## What you should do
Copy these records line for line, reproducing every one of them.

Region boundary data:
....................

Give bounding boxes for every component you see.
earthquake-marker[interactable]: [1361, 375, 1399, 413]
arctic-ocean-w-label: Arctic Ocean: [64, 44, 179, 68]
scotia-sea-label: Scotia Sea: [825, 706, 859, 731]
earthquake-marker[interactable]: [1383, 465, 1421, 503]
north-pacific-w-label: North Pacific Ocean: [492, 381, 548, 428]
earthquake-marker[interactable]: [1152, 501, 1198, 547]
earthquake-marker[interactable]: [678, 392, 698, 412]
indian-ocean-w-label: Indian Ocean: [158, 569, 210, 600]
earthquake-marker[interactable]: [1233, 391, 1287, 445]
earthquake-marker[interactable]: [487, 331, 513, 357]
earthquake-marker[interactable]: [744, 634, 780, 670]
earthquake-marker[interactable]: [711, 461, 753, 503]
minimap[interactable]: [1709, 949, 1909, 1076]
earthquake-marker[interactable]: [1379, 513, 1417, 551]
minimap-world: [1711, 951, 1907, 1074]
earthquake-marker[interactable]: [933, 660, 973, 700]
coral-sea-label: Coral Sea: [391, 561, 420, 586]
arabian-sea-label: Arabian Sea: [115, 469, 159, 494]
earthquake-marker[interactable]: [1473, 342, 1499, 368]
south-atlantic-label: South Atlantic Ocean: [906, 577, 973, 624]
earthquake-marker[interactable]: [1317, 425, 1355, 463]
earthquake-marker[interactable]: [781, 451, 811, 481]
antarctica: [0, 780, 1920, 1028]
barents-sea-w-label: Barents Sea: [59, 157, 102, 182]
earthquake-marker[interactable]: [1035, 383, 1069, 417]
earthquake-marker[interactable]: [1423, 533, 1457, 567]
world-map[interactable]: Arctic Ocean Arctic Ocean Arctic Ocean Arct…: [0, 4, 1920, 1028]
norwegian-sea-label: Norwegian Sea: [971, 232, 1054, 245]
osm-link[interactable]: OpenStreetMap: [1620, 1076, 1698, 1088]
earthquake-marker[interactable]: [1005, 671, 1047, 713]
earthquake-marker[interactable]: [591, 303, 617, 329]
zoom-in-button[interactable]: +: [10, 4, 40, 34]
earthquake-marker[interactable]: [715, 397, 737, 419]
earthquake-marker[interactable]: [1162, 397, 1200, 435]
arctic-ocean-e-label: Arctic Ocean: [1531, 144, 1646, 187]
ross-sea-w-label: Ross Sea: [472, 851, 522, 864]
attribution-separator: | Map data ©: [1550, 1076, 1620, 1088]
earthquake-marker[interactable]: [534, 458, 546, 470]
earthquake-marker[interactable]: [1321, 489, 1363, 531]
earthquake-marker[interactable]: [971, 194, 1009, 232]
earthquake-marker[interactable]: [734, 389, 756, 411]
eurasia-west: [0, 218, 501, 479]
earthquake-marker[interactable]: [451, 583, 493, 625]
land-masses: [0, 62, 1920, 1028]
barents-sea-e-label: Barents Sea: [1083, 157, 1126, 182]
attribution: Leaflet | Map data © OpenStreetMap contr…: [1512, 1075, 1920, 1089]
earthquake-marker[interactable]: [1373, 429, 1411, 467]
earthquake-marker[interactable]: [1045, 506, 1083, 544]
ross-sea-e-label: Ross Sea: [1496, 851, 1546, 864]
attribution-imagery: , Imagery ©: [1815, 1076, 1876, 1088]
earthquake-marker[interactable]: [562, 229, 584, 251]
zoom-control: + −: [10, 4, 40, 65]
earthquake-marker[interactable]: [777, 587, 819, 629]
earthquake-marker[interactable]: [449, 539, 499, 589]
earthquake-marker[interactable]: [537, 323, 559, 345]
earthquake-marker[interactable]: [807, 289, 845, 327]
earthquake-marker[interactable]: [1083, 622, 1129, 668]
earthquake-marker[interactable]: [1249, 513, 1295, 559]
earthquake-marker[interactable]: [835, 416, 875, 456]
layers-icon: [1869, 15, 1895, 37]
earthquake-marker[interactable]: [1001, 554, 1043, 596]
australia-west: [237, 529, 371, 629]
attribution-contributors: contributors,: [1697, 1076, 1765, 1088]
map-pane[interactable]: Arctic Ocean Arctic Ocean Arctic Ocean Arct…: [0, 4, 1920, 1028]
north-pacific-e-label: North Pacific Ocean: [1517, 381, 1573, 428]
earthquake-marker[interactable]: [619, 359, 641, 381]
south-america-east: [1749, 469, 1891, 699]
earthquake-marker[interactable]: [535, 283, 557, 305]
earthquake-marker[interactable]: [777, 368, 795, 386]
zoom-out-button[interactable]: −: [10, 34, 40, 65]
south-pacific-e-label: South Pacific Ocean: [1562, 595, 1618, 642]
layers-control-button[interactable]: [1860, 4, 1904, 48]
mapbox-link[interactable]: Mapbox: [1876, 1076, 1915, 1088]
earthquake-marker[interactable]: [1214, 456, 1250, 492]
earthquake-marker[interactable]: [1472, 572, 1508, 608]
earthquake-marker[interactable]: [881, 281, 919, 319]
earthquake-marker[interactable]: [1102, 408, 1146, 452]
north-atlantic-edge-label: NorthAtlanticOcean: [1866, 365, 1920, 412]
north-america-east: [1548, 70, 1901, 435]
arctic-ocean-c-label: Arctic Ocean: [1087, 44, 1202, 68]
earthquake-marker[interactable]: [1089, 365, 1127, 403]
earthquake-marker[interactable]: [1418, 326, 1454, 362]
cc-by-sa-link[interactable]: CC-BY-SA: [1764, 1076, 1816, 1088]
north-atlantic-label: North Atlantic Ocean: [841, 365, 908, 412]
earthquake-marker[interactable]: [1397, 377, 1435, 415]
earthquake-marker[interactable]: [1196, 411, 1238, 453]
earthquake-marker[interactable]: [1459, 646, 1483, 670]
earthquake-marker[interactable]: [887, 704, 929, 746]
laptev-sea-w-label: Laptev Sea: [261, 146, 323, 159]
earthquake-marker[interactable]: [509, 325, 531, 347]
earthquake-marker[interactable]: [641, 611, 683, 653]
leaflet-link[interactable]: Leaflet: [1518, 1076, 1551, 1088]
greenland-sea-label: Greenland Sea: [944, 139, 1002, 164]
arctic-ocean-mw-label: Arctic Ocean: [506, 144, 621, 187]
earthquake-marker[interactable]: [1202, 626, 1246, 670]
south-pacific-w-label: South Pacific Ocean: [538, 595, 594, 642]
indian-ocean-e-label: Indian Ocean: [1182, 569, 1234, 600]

....................

## Result of the task
Give bounding boxes for every component you see.
earthquake-marker[interactable]: [1361, 375, 1399, 413]
arctic-ocean-w-label: Arctic Ocean: [64, 44, 179, 68]
scotia-sea-label: Scotia Sea: [825, 706, 859, 731]
earthquake-marker[interactable]: [1383, 465, 1421, 503]
north-pacific-w-label: North Pacific Ocean: [492, 381, 548, 428]
earthquake-marker[interactable]: [1152, 501, 1198, 547]
earthquake-marker[interactable]: [678, 392, 698, 412]
indian-ocean-w-label: Indian Ocean: [158, 569, 210, 600]
earthquake-marker[interactable]: [1233, 391, 1287, 445]
earthquake-marker[interactable]: [487, 331, 513, 357]
earthquake-marker[interactable]: [744, 634, 780, 670]
earthquake-marker[interactable]: [711, 461, 753, 503]
minimap[interactable]: [1709, 949, 1909, 1076]
earthquake-marker[interactable]: [1379, 513, 1417, 551]
minimap-world: [1711, 951, 1907, 1074]
earthquake-marker[interactable]: [933, 660, 973, 700]
coral-sea-label: Coral Sea: [391, 561, 420, 586]
arabian-sea-label: Arabian Sea: [115, 469, 159, 494]
earthquake-marker[interactable]: [1473, 342, 1499, 368]
south-atlantic-label: South Atlantic Ocean: [906, 577, 973, 624]
earthquake-marker[interactable]: [1317, 425, 1355, 463]
earthquake-marker[interactable]: [781, 451, 811, 481]
antarctica: [0, 780, 1920, 1028]
barents-sea-w-label: Barents Sea: [59, 157, 102, 182]
earthquake-marker[interactable]: [1035, 383, 1069, 417]
earthquake-marker[interactable]: [1423, 533, 1457, 567]
world-map[interactable]: Arctic Ocean Arctic Ocean Arctic Ocean Arct…: [0, 4, 1920, 1028]
norwegian-sea-label: Norwegian Sea: [971, 232, 1054, 245]
osm-link[interactable]: OpenStreetMap: [1620, 1076, 1698, 1088]
earthquake-marker[interactable]: [1005, 671, 1047, 713]
earthquake-marker[interactable]: [591, 303, 617, 329]
zoom-in-button[interactable]: +: [10, 4, 40, 34]
earthquake-marker[interactable]: [715, 397, 737, 419]
earthquake-marker[interactable]: [1162, 397, 1200, 435]
arctic-ocean-e-label: Arctic Ocean: [1531, 144, 1646, 187]
ross-sea-w-label: Ross Sea: [472, 851, 522, 864]
attribution-separator: | Map data ©: [1550, 1076, 1620, 1088]
earthquake-marker[interactable]: [534, 458, 546, 470]
earthquake-marker[interactable]: [1321, 489, 1363, 531]
earthquake-marker[interactable]: [971, 194, 1009, 232]
earthquake-marker[interactable]: [734, 389, 756, 411]
eurasia-west: [0, 218, 501, 479]
earthquake-marker[interactable]: [451, 583, 493, 625]
land-masses: [0, 62, 1920, 1028]
barents-sea-e-label: Barents Sea: [1083, 157, 1126, 182]
attribution: Leaflet | Map data © OpenStreetMap contr…: [1512, 1075, 1920, 1089]
earthquake-marker[interactable]: [1373, 429, 1411, 467]
earthquake-marker[interactable]: [1045, 506, 1083, 544]
ross-sea-e-label: Ross Sea: [1496, 851, 1546, 864]
attribution-imagery: , Imagery ©: [1815, 1076, 1876, 1088]
earthquake-marker[interactable]: [562, 229, 584, 251]
zoom-control: + −: [10, 4, 40, 65]
earthquake-marker[interactable]: [777, 587, 819, 629]
earthquake-marker[interactable]: [449, 539, 499, 589]
earthquake-marker[interactable]: [537, 323, 559, 345]
earthquake-marker[interactable]: [807, 289, 845, 327]
earthquake-marker[interactable]: [1083, 622, 1129, 668]
earthquake-marker[interactable]: [1249, 513, 1295, 559]
earthquake-marker[interactable]: [835, 416, 875, 456]
layers-icon: [1869, 15, 1895, 37]
earthquake-marker[interactable]: [1001, 554, 1043, 596]
australia-west: [237, 529, 371, 629]
attribution-contributors: contributors,: [1697, 1076, 1765, 1088]
map-pane[interactable]: Arctic Ocean Arctic Ocean Arctic Ocean Arct…: [0, 4, 1920, 1028]
north-pacific-e-label: North Pacific Ocean: [1517, 381, 1573, 428]
earthquake-marker[interactable]: [619, 359, 641, 381]
south-america-east: [1749, 469, 1891, 699]
earthquake-marker[interactable]: [535, 283, 557, 305]
earthquake-marker[interactable]: [777, 368, 795, 386]
zoom-out-button[interactable]: −: [10, 34, 40, 65]
south-pacific-e-label: South Pacific Ocean: [1562, 595, 1618, 642]
layers-control-button[interactable]: [1860, 4, 1904, 48]
mapbox-link[interactable]: Mapbox: [1876, 1076, 1915, 1088]
earthquake-marker[interactable]: [1214, 456, 1250, 492]
earthquake-marker[interactable]: [1472, 572, 1508, 608]
earthquake-marker[interactable]: [881, 281, 919, 319]
earthquake-marker[interactable]: [1102, 408, 1146, 452]
north-atlantic-edge-label: NorthAtlanticOcean: [1866, 365, 1920, 412]
north-america-east: [1548, 70, 1901, 435]
arctic-ocean-c-label: Arctic Ocean: [1087, 44, 1202, 68]
earthquake-marker[interactable]: [1089, 365, 1127, 403]
earthquake-marker[interactable]: [1418, 326, 1454, 362]
cc-by-sa-link[interactable]: CC-BY-SA: [1764, 1076, 1816, 1088]
north-atlantic-label: North Atlantic Ocean: [841, 365, 908, 412]
earthquake-marker[interactable]: [1397, 377, 1435, 415]
earthquake-marker[interactable]: [1196, 411, 1238, 453]
earthquake-marker[interactable]: [1459, 646, 1483, 670]
earthquake-marker[interactable]: [887, 704, 929, 746]
laptev-sea-w-label: Laptev Sea: [261, 146, 323, 159]
earthquake-marker[interactable]: [509, 325, 531, 347]
earthquake-marker[interactable]: [641, 611, 683, 653]
leaflet-link[interactable]: Leaflet: [1518, 1076, 1551, 1088]
greenland-sea-label: Greenland Sea: [944, 139, 1002, 164]
arctic-ocean-mw-label: Arctic Ocean: [506, 144, 621, 187]
earthquake-marker[interactable]: [1202, 626, 1246, 670]
south-pacific-w-label: South Pacific Ocean: [538, 595, 594, 642]
indian-ocean-e-label: Indian Ocean: [1182, 569, 1234, 600]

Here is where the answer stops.